=== TASK INSTRUCTIONS ===
Say how many lines in the data below contain the word "你收到一条新类型消息", and give no other text.

=== DATA SUPPLIED ===
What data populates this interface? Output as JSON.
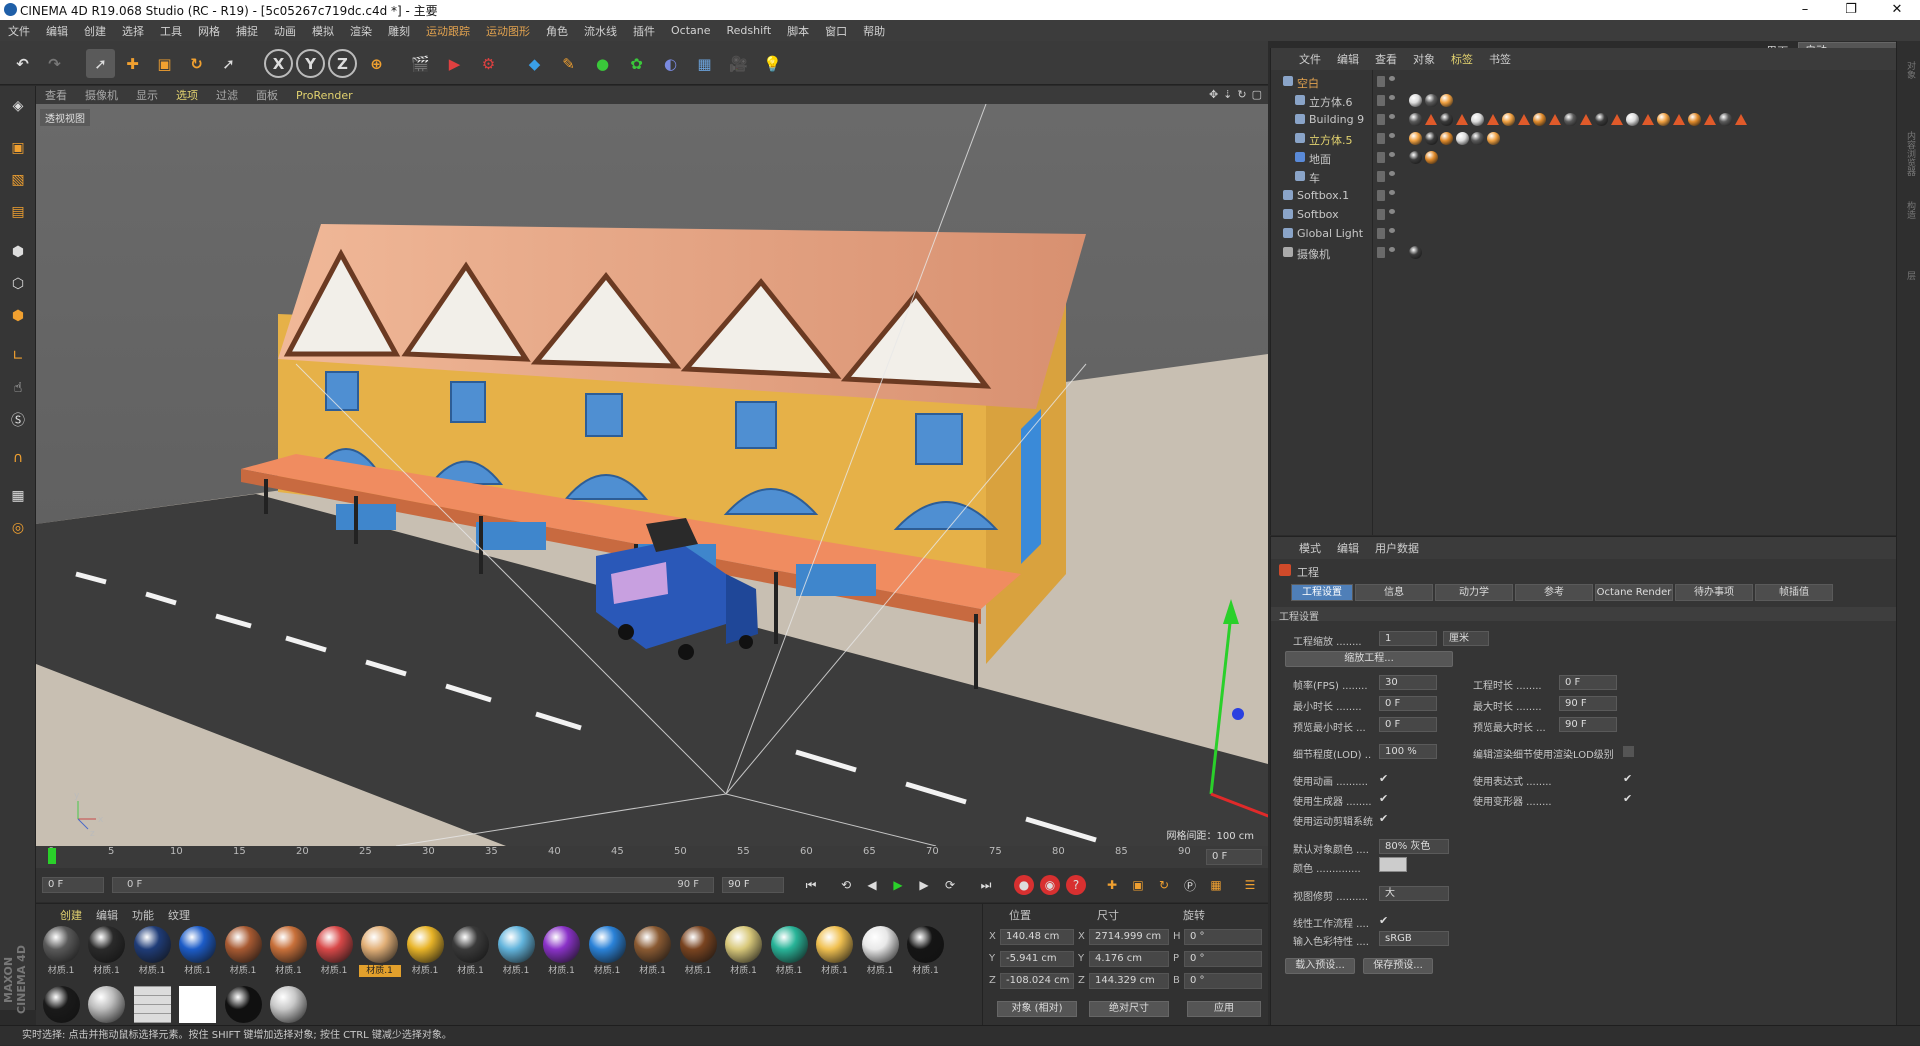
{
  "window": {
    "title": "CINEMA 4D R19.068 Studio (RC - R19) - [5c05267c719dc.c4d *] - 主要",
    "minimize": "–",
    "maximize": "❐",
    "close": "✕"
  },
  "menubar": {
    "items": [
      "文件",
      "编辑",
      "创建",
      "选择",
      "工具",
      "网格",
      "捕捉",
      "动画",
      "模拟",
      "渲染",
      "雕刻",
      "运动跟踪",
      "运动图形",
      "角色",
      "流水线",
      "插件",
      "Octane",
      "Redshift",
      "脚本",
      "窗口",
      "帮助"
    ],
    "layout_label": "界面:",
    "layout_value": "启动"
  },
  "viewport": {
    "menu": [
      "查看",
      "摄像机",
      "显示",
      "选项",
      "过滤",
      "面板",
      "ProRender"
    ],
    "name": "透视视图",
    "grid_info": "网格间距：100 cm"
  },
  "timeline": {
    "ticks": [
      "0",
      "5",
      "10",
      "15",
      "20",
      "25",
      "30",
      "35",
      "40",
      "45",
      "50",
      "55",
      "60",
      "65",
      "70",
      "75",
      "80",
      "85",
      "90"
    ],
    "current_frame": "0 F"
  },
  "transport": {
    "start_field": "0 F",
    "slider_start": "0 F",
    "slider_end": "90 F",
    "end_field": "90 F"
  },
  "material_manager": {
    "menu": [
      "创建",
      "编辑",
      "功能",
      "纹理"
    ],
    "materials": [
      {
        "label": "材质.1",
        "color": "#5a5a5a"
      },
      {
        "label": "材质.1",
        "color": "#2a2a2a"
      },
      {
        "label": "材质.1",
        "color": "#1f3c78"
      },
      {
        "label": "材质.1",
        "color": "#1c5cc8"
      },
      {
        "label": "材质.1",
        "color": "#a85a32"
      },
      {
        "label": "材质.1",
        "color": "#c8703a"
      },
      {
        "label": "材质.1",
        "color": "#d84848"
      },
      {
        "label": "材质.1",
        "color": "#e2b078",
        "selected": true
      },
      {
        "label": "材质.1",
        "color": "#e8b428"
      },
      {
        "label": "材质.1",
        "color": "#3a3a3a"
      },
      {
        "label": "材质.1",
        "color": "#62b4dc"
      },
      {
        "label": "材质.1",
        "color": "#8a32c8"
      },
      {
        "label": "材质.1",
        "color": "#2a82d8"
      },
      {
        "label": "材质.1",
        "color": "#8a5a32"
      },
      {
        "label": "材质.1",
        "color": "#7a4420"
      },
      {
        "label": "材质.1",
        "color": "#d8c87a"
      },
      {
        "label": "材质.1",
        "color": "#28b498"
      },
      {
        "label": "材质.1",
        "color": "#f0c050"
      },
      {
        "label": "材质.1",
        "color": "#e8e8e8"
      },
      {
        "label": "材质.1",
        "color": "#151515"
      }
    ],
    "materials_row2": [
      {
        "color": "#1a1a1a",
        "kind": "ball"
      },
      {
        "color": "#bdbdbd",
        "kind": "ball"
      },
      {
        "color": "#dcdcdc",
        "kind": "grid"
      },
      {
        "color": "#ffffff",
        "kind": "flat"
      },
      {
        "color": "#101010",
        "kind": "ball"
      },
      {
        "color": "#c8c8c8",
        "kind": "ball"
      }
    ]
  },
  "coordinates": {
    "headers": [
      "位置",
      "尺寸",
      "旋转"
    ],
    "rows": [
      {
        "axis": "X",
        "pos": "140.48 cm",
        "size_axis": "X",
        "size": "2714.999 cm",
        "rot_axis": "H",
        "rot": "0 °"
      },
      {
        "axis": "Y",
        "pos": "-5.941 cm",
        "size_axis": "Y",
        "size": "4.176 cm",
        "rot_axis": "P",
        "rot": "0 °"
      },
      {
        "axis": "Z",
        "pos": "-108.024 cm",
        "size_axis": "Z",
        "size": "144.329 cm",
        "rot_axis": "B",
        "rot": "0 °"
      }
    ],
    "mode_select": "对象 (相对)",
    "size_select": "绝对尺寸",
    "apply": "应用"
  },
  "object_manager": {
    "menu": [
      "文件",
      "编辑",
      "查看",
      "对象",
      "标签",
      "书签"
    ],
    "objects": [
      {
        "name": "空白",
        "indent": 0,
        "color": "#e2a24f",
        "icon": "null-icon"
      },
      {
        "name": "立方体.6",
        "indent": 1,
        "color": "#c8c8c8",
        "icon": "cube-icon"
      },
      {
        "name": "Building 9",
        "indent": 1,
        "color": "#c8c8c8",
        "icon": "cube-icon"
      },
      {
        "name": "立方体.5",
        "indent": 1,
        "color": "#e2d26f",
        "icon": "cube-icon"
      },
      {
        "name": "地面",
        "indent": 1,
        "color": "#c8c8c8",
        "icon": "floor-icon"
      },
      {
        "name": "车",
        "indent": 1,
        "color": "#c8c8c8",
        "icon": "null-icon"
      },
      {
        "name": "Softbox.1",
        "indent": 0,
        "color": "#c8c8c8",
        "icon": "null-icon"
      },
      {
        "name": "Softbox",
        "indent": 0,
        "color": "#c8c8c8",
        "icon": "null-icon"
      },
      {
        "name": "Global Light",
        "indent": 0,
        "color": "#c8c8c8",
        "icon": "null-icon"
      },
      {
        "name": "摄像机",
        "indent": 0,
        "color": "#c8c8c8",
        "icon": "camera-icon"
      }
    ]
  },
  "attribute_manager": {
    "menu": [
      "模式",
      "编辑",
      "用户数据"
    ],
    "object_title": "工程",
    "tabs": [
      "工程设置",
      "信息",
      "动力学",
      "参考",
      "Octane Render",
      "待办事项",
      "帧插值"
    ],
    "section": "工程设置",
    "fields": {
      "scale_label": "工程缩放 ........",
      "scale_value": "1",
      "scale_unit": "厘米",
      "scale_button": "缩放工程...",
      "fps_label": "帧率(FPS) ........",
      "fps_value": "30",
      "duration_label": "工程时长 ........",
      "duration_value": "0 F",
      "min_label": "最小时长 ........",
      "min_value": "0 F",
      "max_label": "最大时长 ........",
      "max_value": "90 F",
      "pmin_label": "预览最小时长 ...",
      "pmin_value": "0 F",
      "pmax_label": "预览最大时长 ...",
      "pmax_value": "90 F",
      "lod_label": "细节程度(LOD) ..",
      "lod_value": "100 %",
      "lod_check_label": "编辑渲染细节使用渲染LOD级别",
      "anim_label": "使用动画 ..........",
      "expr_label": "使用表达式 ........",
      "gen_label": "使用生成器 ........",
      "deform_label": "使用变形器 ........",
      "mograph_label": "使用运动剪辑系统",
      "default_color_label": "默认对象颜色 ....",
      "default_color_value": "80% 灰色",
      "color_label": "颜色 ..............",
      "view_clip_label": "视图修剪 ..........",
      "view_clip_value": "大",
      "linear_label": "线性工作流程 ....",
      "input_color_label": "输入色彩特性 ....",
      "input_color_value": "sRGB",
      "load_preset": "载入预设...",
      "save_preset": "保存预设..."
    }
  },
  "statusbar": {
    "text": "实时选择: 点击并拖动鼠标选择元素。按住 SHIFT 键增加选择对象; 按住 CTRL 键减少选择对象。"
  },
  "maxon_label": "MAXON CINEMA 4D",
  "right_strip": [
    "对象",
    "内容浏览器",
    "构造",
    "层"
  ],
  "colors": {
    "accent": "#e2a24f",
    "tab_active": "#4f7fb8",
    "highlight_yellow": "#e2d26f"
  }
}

* * *

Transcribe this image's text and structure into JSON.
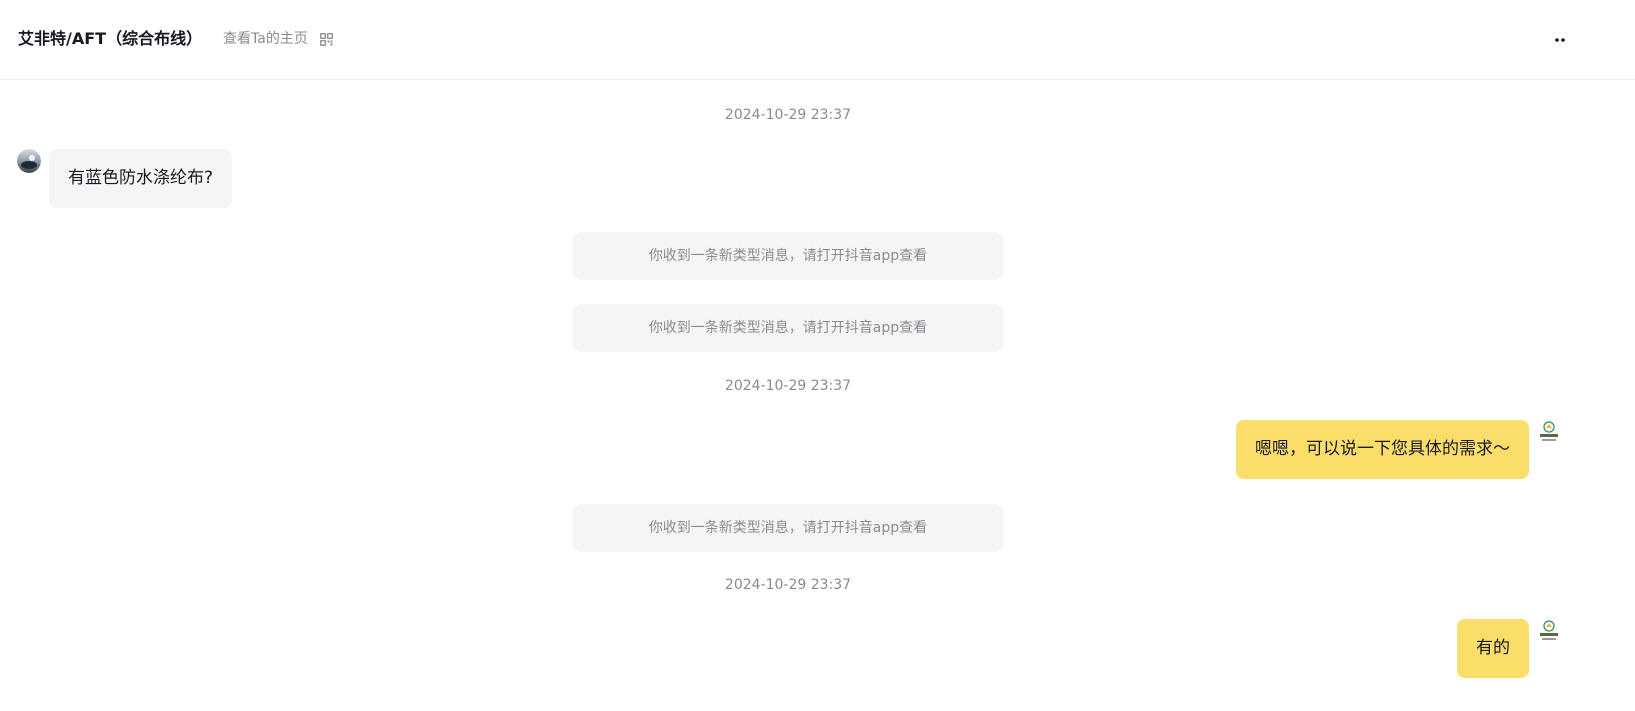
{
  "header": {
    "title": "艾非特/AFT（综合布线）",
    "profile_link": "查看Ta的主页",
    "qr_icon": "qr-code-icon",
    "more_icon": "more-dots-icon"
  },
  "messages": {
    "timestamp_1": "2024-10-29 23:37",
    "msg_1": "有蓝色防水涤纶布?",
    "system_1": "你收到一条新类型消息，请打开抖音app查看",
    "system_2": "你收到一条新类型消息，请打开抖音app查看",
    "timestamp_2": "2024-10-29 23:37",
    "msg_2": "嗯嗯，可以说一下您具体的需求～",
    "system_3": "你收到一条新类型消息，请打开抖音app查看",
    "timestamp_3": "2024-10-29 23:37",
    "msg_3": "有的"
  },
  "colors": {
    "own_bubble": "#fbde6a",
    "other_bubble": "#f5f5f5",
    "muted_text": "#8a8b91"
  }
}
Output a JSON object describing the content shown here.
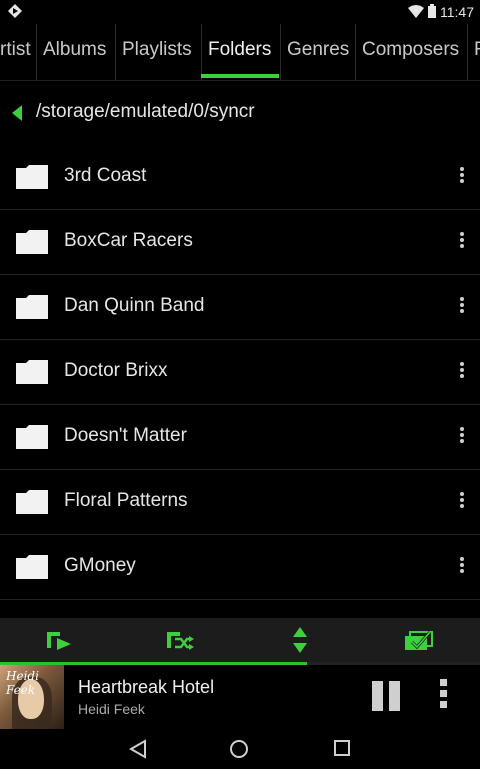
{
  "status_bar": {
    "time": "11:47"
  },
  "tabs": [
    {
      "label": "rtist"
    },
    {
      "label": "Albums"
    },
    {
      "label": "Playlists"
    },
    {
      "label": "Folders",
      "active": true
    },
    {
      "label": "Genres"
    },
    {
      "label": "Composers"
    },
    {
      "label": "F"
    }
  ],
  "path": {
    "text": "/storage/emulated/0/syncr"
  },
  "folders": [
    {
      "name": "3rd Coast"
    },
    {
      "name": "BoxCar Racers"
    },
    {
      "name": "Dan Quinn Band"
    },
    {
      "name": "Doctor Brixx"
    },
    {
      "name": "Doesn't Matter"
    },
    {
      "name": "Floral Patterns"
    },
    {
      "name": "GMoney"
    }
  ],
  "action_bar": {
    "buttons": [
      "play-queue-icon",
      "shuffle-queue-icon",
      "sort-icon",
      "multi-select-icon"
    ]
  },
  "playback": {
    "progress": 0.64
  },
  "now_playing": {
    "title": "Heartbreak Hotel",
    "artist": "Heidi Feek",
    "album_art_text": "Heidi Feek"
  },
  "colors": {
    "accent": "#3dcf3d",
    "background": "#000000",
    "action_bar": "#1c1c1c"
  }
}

--

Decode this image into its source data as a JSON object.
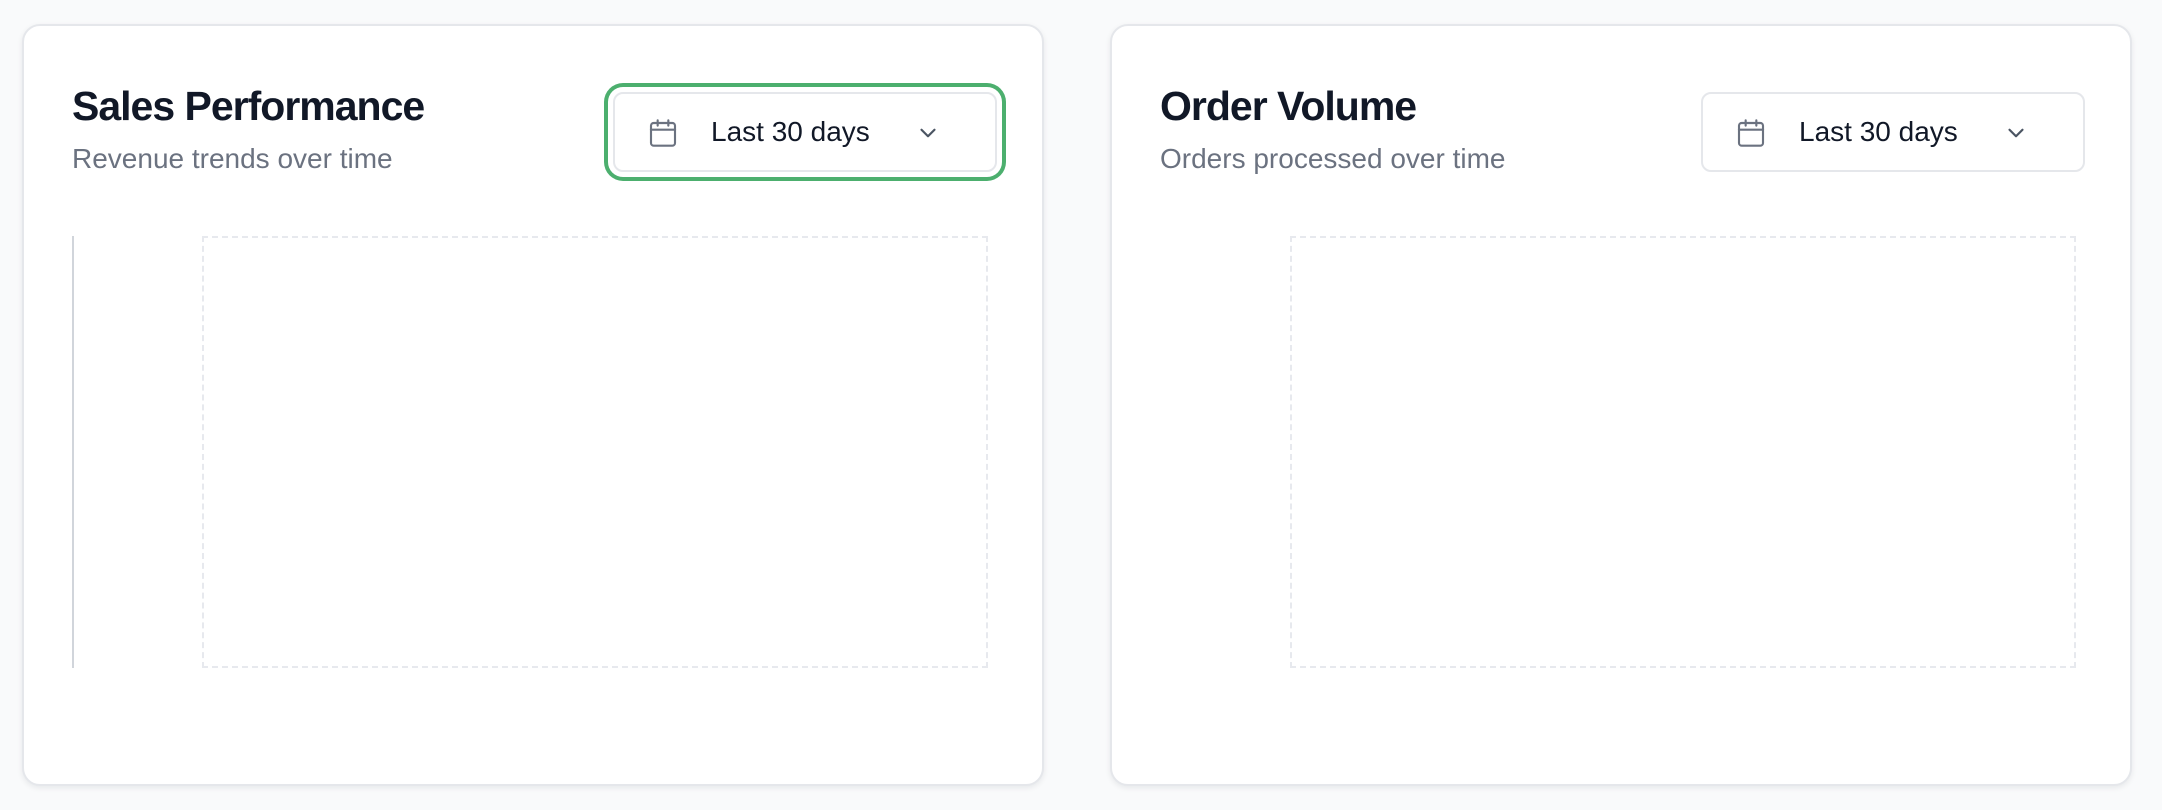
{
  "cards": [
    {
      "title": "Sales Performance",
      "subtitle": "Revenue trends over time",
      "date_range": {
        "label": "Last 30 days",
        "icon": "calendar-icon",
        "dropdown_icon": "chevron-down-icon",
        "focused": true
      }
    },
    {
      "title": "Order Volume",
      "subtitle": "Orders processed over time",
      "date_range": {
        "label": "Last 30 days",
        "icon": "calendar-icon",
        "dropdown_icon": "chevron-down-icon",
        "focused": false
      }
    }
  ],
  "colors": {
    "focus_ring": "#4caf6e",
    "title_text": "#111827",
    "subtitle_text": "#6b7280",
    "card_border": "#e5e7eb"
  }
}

=== EXPECTED OUTPUT ===
3